> Short problem
From the listing below, pull out every line where the string "title" appears.

> Working data
- - - - -

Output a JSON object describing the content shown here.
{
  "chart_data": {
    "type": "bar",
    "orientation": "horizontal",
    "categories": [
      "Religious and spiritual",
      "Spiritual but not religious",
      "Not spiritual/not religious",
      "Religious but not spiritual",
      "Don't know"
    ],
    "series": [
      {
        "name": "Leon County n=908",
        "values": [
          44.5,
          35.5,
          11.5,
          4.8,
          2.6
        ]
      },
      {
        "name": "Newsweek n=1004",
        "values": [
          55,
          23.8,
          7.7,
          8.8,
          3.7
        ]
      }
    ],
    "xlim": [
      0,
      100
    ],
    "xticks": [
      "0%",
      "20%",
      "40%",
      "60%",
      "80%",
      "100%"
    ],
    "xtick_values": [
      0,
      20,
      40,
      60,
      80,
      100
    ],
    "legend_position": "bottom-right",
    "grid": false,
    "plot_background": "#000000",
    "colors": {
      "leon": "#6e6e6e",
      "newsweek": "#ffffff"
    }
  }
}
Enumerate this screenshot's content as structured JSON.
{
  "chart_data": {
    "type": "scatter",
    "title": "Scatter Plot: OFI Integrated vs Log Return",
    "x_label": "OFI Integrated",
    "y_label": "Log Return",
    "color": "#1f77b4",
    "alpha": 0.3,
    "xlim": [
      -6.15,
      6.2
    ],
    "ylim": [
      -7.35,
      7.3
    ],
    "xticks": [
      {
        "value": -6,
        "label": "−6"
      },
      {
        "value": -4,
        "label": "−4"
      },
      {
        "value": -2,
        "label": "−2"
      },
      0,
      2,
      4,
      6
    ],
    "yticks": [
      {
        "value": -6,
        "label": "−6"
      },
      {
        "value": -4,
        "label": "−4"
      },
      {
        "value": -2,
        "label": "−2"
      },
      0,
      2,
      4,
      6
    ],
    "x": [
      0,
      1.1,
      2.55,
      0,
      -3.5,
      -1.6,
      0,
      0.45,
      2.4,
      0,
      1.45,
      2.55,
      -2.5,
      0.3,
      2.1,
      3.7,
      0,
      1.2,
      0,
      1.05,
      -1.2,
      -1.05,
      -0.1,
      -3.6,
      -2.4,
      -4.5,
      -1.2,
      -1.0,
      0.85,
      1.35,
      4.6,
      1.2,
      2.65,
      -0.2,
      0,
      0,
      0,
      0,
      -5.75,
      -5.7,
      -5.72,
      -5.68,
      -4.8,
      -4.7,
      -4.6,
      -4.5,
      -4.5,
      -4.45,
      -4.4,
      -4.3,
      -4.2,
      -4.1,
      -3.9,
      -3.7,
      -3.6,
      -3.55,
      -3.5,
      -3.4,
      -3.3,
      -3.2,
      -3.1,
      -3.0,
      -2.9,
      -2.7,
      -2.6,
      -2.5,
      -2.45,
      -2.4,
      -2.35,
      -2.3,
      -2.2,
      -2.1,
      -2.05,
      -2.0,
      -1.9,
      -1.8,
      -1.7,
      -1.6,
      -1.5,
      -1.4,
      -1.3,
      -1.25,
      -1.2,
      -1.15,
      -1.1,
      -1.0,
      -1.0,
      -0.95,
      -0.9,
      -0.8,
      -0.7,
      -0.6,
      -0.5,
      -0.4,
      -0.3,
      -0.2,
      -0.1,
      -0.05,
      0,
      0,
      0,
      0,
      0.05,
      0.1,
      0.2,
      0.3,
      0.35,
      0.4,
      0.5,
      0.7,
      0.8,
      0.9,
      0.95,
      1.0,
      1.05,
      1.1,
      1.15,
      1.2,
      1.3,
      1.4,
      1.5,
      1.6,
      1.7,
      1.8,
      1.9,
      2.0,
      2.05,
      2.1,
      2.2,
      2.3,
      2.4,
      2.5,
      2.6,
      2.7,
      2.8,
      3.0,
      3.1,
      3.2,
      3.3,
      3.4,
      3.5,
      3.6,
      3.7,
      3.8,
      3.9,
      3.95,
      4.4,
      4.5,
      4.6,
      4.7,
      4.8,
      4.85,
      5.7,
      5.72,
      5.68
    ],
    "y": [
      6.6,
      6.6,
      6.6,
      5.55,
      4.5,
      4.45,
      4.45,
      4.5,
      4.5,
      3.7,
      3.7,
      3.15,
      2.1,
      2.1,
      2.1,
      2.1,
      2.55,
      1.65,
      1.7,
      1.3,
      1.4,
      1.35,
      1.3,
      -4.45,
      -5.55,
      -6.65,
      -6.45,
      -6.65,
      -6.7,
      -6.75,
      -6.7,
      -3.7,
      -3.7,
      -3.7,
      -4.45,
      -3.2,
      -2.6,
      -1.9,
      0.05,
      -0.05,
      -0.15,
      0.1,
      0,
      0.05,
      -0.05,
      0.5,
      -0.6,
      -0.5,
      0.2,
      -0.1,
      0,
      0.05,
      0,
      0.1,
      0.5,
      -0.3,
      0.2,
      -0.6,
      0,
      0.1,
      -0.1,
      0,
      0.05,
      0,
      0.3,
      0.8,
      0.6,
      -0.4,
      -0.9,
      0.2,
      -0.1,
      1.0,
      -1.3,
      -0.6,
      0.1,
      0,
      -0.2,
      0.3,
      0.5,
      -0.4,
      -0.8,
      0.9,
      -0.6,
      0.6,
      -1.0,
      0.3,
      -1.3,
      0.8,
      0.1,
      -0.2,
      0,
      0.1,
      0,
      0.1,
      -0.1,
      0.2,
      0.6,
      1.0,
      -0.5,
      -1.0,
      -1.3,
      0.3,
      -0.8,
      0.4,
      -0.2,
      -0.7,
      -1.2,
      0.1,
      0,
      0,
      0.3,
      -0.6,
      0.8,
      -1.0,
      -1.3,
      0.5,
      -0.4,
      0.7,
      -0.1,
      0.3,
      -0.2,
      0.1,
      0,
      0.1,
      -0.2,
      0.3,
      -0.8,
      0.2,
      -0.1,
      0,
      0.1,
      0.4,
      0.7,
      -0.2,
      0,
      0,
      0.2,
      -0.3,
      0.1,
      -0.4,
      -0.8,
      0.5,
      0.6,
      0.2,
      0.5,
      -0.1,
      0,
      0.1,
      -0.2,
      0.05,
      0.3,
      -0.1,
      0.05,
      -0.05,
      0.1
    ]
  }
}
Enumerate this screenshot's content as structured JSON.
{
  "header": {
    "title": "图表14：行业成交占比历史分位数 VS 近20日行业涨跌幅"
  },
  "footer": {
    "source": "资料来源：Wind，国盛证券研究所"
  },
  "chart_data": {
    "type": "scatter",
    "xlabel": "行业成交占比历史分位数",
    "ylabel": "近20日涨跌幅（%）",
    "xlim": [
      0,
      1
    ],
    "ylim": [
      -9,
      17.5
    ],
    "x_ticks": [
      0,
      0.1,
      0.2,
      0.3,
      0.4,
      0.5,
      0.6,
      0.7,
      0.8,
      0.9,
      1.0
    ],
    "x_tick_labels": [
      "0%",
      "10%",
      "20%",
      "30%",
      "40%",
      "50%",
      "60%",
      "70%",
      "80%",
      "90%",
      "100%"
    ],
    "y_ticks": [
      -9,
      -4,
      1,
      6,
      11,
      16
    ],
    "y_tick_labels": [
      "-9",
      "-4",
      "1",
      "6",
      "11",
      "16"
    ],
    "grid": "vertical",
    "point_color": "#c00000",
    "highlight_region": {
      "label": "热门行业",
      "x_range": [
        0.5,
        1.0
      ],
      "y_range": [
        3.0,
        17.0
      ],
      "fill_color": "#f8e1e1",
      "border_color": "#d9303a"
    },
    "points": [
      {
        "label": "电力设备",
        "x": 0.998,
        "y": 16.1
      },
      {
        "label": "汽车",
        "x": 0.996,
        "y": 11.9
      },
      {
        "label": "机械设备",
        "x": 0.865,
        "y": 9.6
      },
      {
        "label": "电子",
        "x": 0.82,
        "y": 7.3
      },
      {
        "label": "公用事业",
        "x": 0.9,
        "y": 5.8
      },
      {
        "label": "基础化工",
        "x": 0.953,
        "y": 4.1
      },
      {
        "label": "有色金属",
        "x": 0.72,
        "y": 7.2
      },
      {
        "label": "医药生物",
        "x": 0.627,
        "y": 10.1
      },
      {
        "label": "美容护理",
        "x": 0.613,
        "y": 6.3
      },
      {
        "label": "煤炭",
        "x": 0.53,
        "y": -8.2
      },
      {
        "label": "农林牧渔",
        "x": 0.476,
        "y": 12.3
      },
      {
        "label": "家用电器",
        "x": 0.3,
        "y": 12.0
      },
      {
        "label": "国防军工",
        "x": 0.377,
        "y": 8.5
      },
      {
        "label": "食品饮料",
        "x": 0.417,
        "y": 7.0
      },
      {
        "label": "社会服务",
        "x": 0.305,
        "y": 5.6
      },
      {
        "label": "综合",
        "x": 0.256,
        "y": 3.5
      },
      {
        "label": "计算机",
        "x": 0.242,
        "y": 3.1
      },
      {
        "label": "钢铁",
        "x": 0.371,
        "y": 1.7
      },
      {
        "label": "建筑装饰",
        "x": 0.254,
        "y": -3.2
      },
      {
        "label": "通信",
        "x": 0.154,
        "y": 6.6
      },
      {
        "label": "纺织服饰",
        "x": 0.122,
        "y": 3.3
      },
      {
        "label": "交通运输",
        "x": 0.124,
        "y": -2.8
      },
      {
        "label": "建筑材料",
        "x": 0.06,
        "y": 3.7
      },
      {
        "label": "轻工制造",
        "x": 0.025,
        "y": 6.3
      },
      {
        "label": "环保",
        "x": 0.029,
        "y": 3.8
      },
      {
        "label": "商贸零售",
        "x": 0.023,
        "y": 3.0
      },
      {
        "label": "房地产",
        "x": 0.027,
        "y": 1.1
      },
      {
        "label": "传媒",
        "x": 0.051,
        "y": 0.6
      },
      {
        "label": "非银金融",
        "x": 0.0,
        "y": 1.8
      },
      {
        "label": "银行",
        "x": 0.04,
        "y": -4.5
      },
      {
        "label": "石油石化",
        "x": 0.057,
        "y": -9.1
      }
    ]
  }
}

- - - - -

> Result of this exercise
    "title": "Scatter Plot: OFI Integrated vs Log Return",
    "title": "图表14：行业成交占比历史分位数 VS 近20日行业涨跌幅"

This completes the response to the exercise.